**Exercise goal:** State only the count of lines in the listing below that hold "习近平总书记强调".

**Exercise input:**
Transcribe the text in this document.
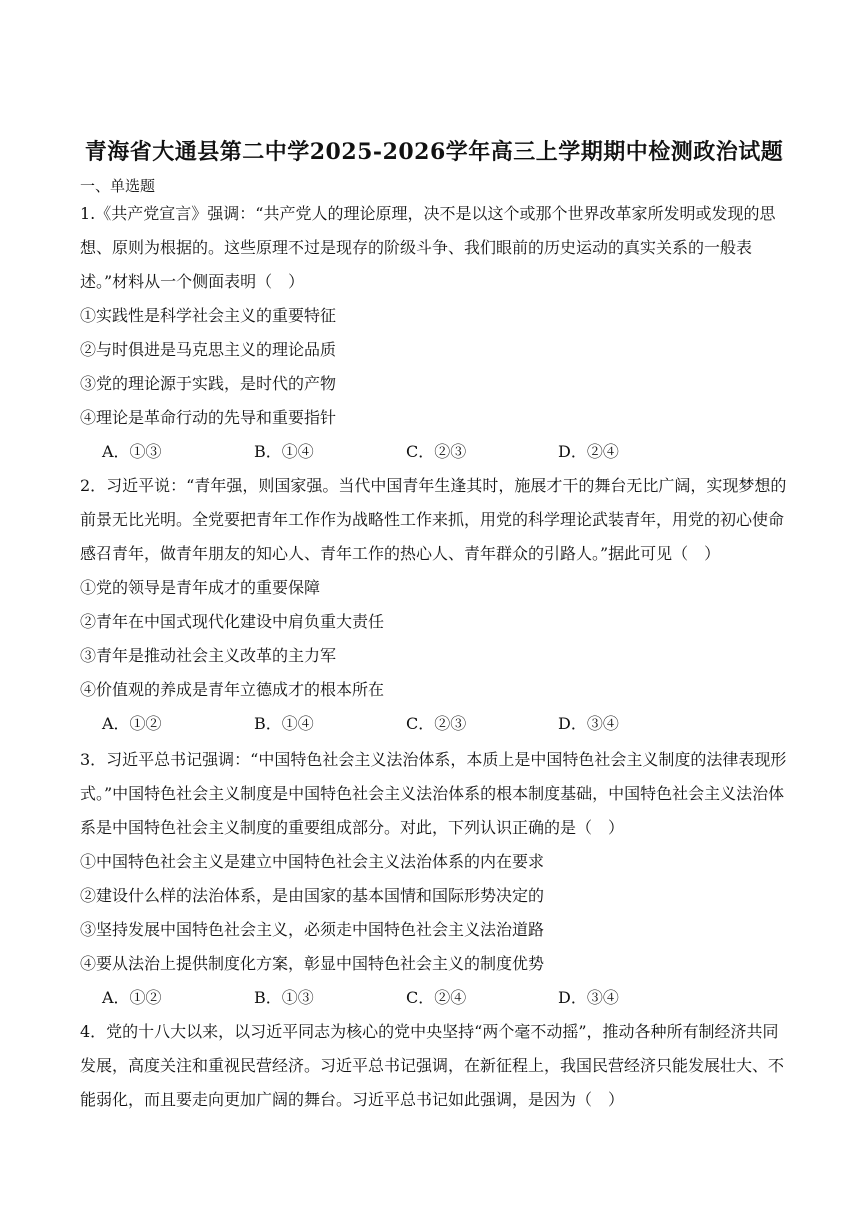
青海省大通县第二中学2025-2026学年高三上学期期中检测政治试题
一、单选题

1.《共产党宣言》强调：“共产党人的理论原理，决不是以这个或那个世界改革家所发明或发现的思想、原则为根据的。这些原理不过是现存的阶级斗争、我们眼前的历史运动的真实关系的一般表述。”材料从一个侧面表明（　）

①实践性是科学社会主义的重要特征

②与时俱进是马克思主义的理论品质

③党的理论源于实践，是时代的产物

④理论是革命行动的先导和重要指针

A．①③	B．①④	C．②③	D．②④

2．习近平说：“青年强，则国家强。当代中国青年生逢其时，施展才干的舞台无比广阔，实现梦想的前景无比光明。全党要把青年工作作为战略性工作来抓，用党的科学理论武装青年，用党的初心使命感召青年，做青年朋友的知心人、青年工作的热心人、青年群众的引路人。”据此可见（　）

①党的领导是青年成才的重要保障

②青年在中国式现代化建设中肩负重大责任

③青年是推动社会主义改革的主力军

④价值观的养成是青年立德成才的根本所在

A．①②	B．①④	C．②③	D．③④

3．习近平总书记强调：“中国特色社会主义法治体系，本质上是中国特色社会主义制度的法律表现形式。”中国特色社会主义制度是中国特色社会主义法治体系的根本制度基础，中国特色社会主义法治体系是中国特色社会主义制度的重要组成部分。对此，下列认识正确的是（　）

①中国特色社会主义是建立中国特色社会主义法治体系的内在要求

②建设什么样的法治体系，是由国家的基本国情和国际形势决定的

③坚持发展中国特色社会主义，必须走中国特色社会主义法治道路

④要从法治上提供制度化方案，彰显中国特色社会主义的制度优势

A．①②	B．①③	C．②④	D．③④

4．党的十八大以来，以习近平同志为核心的党中央坚持“两个毫不动摇”，推动各种所有制经济共同发展，高度关注和重视民营经济。习近平总书记强调，在新征程上，我国民营经济只能发展壮大、不能弱化，而且要走向更加广阔的舞台。习近平总书记如此强调，是因为（　）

**Finished exercise:** 2